**** Listing ****

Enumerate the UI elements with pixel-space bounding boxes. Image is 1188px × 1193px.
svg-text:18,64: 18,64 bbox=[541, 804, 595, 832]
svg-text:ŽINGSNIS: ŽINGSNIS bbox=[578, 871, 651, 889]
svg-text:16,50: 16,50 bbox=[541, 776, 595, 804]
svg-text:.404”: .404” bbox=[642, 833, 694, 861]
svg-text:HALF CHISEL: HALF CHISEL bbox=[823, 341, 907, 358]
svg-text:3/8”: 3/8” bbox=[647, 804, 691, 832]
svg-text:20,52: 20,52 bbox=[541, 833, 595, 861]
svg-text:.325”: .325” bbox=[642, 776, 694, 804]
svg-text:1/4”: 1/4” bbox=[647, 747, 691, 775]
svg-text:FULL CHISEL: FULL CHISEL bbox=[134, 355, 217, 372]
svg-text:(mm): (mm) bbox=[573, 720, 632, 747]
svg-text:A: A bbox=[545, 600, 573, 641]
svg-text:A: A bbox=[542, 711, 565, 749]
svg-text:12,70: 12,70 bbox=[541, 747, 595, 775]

****

**Work instructions**
Copy the lines of each listing above verbatim.

**The result**
Enumerate the UI elements with pixel-space bounding boxes. Image is 1188px × 1193px.
svg-text:18,64: 18,64 bbox=[541, 804, 595, 832]
svg-text:ŽINGSNIS: ŽINGSNIS bbox=[578, 871, 651, 889]
svg-text:16,50: 16,50 bbox=[541, 776, 595, 804]
svg-text:.404”: .404” bbox=[642, 833, 694, 861]
svg-text:HALF CHISEL: HALF CHISEL bbox=[823, 341, 907, 358]
svg-text:3/8”: 3/8” bbox=[647, 804, 691, 832]
svg-text:20,52: 20,52 bbox=[541, 833, 595, 861]
svg-text:.325”: .325” bbox=[642, 776, 694, 804]
svg-text:1/4”: 1/4” bbox=[647, 747, 691, 775]
svg-text:FULL CHISEL: FULL CHISEL bbox=[134, 355, 217, 372]
svg-text:(mm): (mm) bbox=[573, 720, 632, 747]
svg-text:A: A bbox=[545, 600, 573, 641]
svg-text:A: A bbox=[542, 711, 565, 749]
svg-text:12,70: 12,70 bbox=[541, 747, 595, 775]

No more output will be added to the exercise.